**DIRECTION**
Copy the lines verbatim, beginning with the line that contains "Extract all readable text from this page." and continuing through the end of the data, and only those lines.

-=-=-=-=-

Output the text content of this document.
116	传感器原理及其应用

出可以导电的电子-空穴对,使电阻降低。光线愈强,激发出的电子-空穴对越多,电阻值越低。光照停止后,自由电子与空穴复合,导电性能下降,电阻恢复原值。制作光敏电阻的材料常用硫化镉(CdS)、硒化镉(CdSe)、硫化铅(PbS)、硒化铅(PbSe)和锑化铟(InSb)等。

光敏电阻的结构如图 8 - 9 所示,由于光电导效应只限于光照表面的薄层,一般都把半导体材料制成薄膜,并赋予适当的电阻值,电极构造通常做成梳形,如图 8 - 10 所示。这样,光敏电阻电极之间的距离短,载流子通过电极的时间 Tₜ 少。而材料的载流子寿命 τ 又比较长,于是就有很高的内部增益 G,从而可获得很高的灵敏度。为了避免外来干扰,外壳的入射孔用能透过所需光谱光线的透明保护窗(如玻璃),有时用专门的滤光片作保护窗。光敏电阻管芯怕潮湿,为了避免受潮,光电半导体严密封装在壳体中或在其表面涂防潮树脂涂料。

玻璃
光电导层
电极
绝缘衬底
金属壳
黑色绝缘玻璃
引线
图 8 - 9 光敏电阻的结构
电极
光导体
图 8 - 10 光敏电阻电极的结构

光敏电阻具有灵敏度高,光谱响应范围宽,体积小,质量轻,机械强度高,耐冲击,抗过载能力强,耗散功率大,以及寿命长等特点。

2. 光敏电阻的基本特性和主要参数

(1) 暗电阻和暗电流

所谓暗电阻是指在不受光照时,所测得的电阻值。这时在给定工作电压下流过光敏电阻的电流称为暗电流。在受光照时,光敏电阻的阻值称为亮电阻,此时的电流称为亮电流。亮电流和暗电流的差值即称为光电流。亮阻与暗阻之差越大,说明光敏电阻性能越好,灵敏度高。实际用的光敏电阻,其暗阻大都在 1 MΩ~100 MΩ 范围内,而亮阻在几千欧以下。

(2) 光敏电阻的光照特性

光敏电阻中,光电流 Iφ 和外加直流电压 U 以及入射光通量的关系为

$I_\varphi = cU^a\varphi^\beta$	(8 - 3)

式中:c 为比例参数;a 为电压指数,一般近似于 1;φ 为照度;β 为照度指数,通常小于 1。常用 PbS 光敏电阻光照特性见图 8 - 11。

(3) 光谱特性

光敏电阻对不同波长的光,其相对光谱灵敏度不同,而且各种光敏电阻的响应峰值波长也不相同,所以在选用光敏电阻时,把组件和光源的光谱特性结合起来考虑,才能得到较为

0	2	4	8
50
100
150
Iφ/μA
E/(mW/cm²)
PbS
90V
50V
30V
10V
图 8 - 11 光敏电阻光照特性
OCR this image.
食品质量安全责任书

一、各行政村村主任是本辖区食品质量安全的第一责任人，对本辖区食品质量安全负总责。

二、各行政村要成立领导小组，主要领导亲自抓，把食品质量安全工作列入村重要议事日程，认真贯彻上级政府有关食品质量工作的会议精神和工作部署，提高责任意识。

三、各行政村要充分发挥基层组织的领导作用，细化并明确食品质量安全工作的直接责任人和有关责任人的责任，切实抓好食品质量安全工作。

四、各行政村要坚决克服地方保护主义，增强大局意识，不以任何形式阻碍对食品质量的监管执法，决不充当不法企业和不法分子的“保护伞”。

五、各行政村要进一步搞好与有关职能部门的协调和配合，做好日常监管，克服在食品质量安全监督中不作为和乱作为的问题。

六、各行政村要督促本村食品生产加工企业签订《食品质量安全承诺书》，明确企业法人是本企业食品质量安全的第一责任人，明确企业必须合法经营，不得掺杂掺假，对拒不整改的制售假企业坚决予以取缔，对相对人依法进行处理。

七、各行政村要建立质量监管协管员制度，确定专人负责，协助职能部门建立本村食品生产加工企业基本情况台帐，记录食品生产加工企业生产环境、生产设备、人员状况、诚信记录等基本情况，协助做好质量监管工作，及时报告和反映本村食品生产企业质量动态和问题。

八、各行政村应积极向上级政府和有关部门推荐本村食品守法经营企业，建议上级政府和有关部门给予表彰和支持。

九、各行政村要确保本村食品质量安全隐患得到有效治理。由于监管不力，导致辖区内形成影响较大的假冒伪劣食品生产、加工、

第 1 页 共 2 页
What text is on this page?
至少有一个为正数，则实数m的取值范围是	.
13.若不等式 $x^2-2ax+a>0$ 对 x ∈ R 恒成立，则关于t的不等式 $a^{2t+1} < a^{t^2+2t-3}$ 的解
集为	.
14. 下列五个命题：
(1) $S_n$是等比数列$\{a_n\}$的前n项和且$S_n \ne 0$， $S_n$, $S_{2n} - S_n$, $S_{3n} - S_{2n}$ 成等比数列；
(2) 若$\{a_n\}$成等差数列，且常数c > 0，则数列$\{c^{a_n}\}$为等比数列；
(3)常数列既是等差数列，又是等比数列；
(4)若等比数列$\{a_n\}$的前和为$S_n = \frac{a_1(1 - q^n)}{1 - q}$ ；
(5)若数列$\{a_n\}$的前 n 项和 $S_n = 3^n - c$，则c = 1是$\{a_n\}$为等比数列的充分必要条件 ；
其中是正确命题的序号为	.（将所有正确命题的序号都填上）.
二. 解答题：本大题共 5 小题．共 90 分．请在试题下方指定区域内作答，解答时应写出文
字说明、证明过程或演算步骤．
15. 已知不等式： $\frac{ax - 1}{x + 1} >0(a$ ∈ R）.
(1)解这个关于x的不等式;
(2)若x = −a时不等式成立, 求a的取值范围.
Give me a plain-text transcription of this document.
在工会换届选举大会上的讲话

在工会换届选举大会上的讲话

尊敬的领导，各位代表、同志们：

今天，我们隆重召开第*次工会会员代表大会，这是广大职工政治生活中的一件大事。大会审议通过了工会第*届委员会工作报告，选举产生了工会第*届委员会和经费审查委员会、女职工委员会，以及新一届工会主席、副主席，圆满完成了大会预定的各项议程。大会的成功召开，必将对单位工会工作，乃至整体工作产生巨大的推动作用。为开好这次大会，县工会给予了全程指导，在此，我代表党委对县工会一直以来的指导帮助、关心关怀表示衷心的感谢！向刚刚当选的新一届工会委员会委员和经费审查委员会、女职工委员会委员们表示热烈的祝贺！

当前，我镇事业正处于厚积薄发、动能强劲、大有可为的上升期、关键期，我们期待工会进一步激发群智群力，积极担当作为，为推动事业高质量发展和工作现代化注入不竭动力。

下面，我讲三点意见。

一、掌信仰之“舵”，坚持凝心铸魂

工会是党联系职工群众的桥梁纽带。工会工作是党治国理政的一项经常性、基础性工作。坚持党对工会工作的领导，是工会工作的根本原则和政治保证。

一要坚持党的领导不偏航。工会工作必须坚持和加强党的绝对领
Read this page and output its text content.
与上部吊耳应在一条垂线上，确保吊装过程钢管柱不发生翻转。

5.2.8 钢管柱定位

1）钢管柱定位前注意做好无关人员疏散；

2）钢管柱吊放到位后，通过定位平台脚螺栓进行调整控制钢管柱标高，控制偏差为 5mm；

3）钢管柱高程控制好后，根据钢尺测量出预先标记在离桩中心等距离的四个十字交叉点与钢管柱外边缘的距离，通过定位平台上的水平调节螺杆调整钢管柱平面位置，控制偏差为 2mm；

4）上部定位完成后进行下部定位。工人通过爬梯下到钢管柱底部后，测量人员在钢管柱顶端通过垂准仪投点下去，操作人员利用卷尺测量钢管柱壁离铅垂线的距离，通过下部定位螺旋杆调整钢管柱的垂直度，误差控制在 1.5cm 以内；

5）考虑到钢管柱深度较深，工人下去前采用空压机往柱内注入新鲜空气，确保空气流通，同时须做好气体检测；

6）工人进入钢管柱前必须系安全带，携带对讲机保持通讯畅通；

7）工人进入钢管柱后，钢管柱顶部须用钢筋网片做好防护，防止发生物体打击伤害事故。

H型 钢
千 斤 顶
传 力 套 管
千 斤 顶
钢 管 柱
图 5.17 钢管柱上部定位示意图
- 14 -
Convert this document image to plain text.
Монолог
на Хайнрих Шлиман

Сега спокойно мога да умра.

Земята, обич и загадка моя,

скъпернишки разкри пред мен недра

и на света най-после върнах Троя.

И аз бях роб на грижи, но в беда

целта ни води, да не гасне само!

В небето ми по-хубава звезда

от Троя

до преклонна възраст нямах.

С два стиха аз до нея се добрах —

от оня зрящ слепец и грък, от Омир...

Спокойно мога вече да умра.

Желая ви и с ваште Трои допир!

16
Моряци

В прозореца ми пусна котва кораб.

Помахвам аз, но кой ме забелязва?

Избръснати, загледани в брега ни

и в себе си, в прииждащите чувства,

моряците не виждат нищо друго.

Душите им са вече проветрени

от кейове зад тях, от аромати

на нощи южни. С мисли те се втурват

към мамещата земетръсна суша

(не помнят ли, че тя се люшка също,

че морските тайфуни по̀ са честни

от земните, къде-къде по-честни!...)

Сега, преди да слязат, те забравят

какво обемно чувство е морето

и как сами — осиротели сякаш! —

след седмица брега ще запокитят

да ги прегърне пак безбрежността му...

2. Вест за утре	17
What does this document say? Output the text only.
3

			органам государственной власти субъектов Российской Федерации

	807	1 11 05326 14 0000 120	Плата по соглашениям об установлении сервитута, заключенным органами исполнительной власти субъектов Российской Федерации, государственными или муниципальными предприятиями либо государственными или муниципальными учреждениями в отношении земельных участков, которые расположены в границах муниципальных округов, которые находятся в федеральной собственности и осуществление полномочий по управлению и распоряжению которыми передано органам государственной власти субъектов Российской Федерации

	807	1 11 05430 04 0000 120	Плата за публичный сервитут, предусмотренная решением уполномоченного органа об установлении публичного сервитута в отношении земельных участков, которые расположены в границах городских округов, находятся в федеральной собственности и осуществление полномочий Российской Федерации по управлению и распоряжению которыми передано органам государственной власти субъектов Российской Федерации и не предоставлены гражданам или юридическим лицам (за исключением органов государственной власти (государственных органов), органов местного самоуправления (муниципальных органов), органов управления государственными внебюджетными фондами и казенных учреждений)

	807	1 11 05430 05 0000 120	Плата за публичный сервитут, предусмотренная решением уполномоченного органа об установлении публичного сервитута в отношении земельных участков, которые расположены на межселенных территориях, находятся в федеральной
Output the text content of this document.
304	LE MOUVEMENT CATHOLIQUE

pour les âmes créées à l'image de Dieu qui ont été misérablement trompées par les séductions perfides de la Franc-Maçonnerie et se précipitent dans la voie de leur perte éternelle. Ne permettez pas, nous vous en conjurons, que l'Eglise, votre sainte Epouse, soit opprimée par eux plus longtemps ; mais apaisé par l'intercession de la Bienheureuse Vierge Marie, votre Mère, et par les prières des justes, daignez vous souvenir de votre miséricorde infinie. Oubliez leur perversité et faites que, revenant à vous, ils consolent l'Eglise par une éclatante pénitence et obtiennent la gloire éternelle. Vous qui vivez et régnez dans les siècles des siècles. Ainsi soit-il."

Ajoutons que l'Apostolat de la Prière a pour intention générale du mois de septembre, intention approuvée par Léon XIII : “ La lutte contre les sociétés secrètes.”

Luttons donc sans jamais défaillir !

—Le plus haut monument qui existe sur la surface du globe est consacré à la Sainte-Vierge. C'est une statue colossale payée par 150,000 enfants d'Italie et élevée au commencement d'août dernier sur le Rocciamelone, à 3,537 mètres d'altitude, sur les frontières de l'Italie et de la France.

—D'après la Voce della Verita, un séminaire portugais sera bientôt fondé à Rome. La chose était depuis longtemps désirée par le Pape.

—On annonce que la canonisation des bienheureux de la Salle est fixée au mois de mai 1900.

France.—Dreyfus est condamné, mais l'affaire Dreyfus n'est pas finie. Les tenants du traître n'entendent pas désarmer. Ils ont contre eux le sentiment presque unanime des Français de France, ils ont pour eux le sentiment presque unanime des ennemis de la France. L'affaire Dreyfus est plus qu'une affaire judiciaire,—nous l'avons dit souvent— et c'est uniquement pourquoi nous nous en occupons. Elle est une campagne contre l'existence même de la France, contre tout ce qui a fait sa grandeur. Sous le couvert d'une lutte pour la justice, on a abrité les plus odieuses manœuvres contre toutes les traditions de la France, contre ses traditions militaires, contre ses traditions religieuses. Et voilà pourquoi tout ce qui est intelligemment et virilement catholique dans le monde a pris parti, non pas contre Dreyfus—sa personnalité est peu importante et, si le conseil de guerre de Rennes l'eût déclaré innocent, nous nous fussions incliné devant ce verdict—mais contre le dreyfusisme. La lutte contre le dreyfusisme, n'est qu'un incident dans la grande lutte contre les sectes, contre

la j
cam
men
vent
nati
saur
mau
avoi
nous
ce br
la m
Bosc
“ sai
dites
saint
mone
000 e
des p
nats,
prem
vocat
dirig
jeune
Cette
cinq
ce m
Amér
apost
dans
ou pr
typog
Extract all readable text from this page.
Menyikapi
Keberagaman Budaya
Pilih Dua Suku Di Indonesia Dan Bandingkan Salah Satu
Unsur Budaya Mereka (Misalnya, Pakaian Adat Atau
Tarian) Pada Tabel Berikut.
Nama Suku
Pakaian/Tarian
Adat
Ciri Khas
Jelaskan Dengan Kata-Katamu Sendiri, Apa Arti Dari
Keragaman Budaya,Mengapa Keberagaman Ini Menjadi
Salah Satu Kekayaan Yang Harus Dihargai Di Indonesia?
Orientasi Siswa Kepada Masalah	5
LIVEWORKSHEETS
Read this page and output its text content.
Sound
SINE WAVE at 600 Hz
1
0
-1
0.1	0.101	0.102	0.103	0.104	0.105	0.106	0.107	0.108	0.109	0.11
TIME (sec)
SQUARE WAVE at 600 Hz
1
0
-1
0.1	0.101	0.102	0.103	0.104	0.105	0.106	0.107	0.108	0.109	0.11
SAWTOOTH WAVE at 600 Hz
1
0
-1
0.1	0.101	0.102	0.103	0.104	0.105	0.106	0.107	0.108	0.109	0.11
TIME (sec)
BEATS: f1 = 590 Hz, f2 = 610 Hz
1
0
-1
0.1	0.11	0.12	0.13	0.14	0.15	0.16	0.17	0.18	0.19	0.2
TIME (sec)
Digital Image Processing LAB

-=-=-=-=-

**SOLUTION FOR THIS EXERCISE**
Extract all readable text from this page.
Menyikapi
Keberagaman Budaya
Pilih Dua Suku Di Indonesia Dan Bandingkan Salah Satu
Unsur Budaya Mereka (Misalnya, Pakaian Adat Atau
Tarian) Pada Tabel Berikut.
Nama Suku
Pakaian/Tarian
Adat
Ciri Khas
Jelaskan Dengan Kata-Katamu Sendiri, Apa Arti Dari
Keragaman Budaya,Mengapa Keberagaman Ini Menjadi
Salah Satu Kekayaan Yang Harus Dihargai Di Indonesia?
Orientasi Siswa Kepada Masalah	5
LIVEWORKSHEETS
Read this page and output its text content.
Sound
SINE WAVE at 600 Hz
1
0
-1
0.1	0.101	0.102	0.103	0.104	0.105	0.106	0.107	0.108	0.109	0.11
TIME (sec)
SQUARE WAVE at 600 Hz
1
0
-1
0.1	0.101	0.102	0.103	0.104	0.105	0.106	0.107	0.108	0.109	0.11
SAWTOOTH WAVE at 600 Hz
1
0
-1
0.1	0.101	0.102	0.103	0.104	0.105	0.106	0.107	0.108	0.109	0.11
TIME (sec)
BEATS: f1 = 590 Hz, f2 = 610 Hz
1
0
-1
0.1	0.11	0.12	0.13	0.14	0.15	0.16	0.17	0.18	0.19	0.2
TIME (sec)
Digital Image Processing LAB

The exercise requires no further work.